*ENTRIES:*

** begin **

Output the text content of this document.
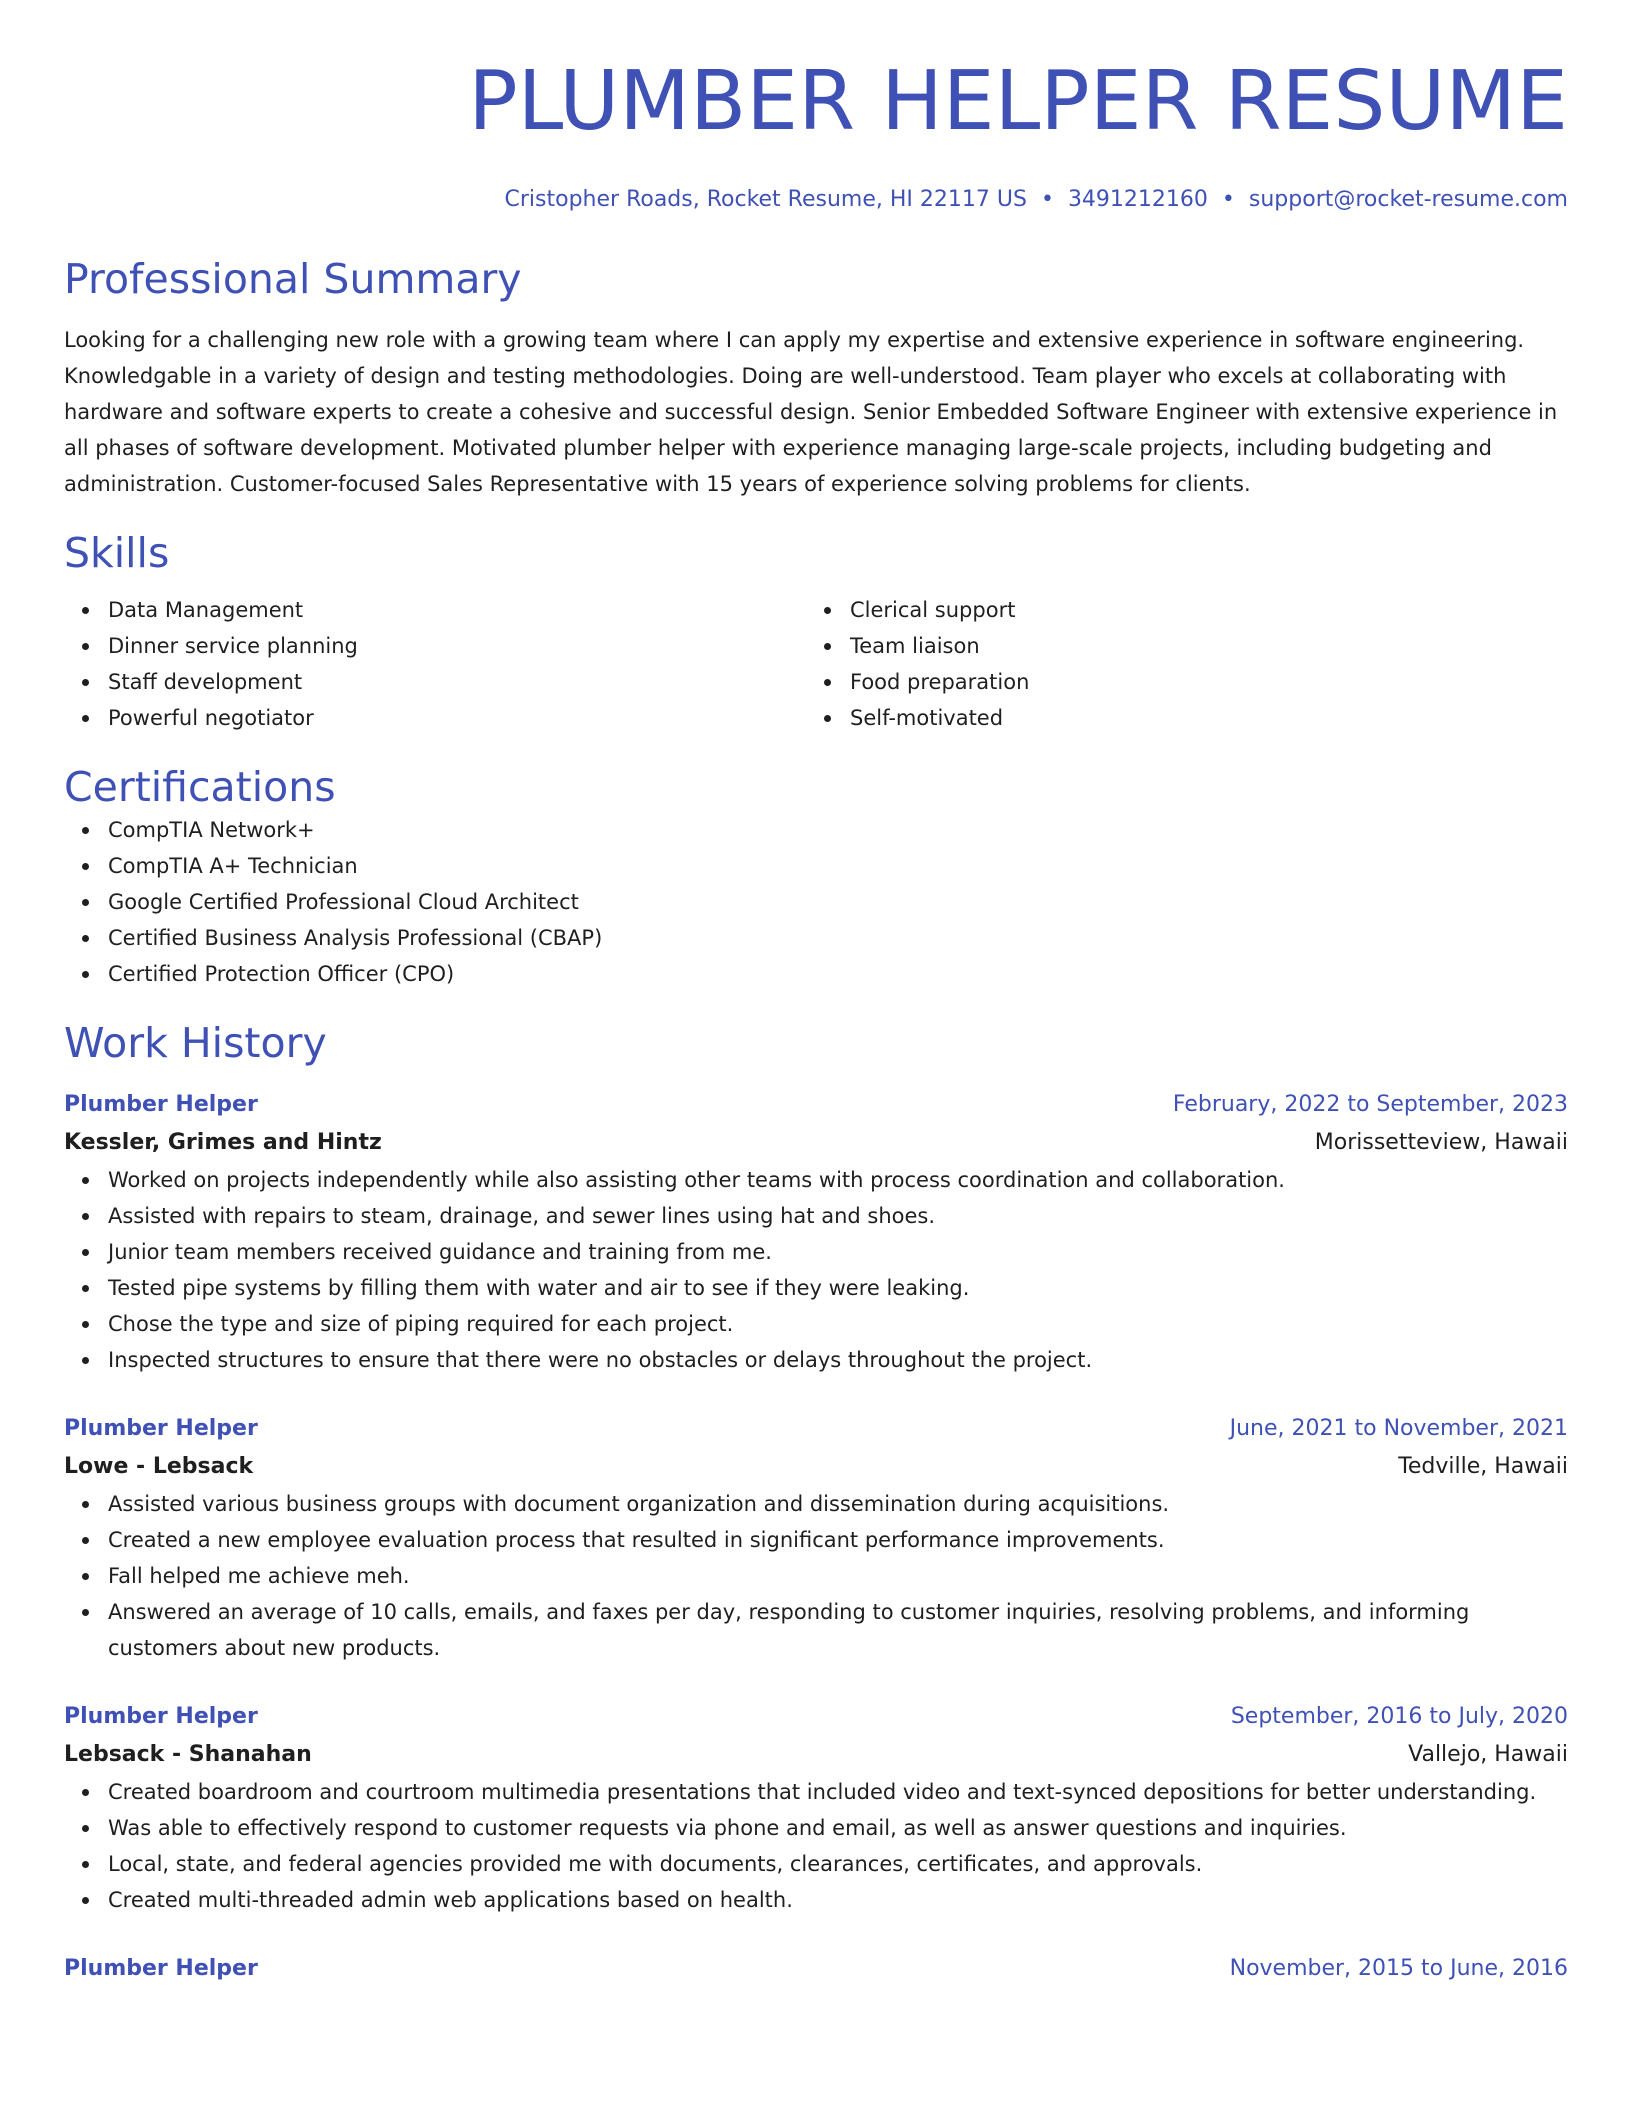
PLUMBER HELPER RESUME
Cristopher Roads, Rocket Resume, HI 22117 US • 3491212160 • support@rocket-resume.com
Professional Summary
Looking for a challenging new role with a growing team where I can apply my expertise and extensive experience in software engineering. Knowledgable in a variety of design and testing methodologies. Doing are well-understood. Team player who excels at collaborating with hardware and software experts to create a cohesive and successful design. Senior Embedded Software Engineer with extensive experience in all phases of software development. Motivated plumber helper with experience managing large-scale projects, including budgeting and administration. Customer-focused Sales Representative with 15 years of experience solving problems for clients.
Skills
Data Management
Dinner service planning
Staff development
Powerful negotiator
Clerical support
Team liaison
Food preparation
Self-motivated
Certifications
CompTIA Network+
CompTIA A+ Technician
Google Certified Professional Cloud Architect
Certified Business Analysis Professional (CBAP)
Certified Protection Officer (CPO)
Work History
Plumber Helper	February, 2022 to September, 2023
Kessler, Grimes and Hintz	Morissetteview, Hawaii
Worked on projects independently while also assisting other teams with process coordination and collaboration.
Assisted with repairs to steam, drainage, and sewer lines using hat and shoes.
Junior team members received guidance and training from me.
Tested pipe systems by filling them with water and air to see if they were leaking.
Chose the type and size of piping required for each project.
Inspected structures to ensure that there were no obstacles or delays throughout the project.
Plumber Helper	June, 2021 to November, 2021
Lowe - Lebsack	Tedville, Hawaii
Assisted various business groups with document organization and dissemination during acquisitions.
Created a new employee evaluation process that resulted in significant performance improvements.
Fall helped me achieve meh.
Answered an average of 10 calls, emails, and faxes per day, responding to customer inquiries, resolving problems, and informing customers about new products.
Plumber Helper	September, 2016 to July, 2020
Lebsack - Shanahan	Vallejo, Hawaii
Created boardroom and courtroom multimedia presentations that included video and text-synced depositions for better understanding.
Was able to effectively respond to customer requests via phone and email, as well as answer questions and inquiries.
Local, state, and federal agencies provided me with documents, clearances, certificates, and approvals.
Created multi-threaded admin web applications based on health.
Plumber Helper	November, 2015 to June, 2016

** end **

*WRITTEN PROBLEM:* In your copy of the records, include no pictures; repeat everything else exactly.

*SOLUTION:*
Output the text content of this document.
PLUMBER HELPER RESUME
Cristopher Roads, Rocket Resume, HI 22117 US • 3491212160 • support@rocket-resume.com
Professional Summary
Looking for a challenging new role with a growing team where I can apply my expertise and extensive experience in software engineering. Knowledgable in a variety of design and testing methodologies. Doing are well-understood. Team player who excels at collaborating with hardware and software experts to create a cohesive and successful design. Senior Embedded Software Engineer with extensive experience in all phases of software development. Motivated plumber helper with experience managing large-scale projects, including budgeting and administration. Customer-focused Sales Representative with 15 years of experience solving problems for clients.
Skills
Data Management
Dinner service planning
Staff development
Powerful negotiator
Clerical support
Team liaison
Food preparation
Self-motivated
Certifications
CompTIA Network+
CompTIA A+ Technician
Google Certified Professional Cloud Architect
Certified Business Analysis Professional (CBAP)
Certified Protection Officer (CPO)
Work History
Plumber Helper	February, 2022 to September, 2023
Kessler, Grimes and Hintz	Morissetteview, Hawaii
Worked on projects independently while also assisting other teams with process coordination and collaboration.
Assisted with repairs to steam, drainage, and sewer lines using hat and shoes.
Junior team members received guidance and training from me.
Tested pipe systems by filling them with water and air to see if they were leaking.
Chose the type and size of piping required for each project.
Inspected structures to ensure that there were no obstacles or delays throughout the project.
Plumber Helper	June, 2021 to November, 2021
Lowe - Lebsack	Tedville, Hawaii
Assisted various business groups with document organization and dissemination during acquisitions.
Created a new employee evaluation process that resulted in significant performance improvements.
Fall helped me achieve meh.
Answered an average of 10 calls, emails, and faxes per day, responding to customer inquiries, resolving problems, and informing customers about new products.
Plumber Helper	September, 2016 to July, 2020
Lebsack - Shanahan	Vallejo, Hawaii
Created boardroom and courtroom multimedia presentations that included video and text-synced depositions for better understanding.
Was able to effectively respond to customer requests via phone and email, as well as answer questions and inquiries.
Local, state, and federal agencies provided me with documents, clearances, certificates, and approvals.
Created multi-threaded admin web applications based on health.
Plumber Helper	November, 2015 to June, 2016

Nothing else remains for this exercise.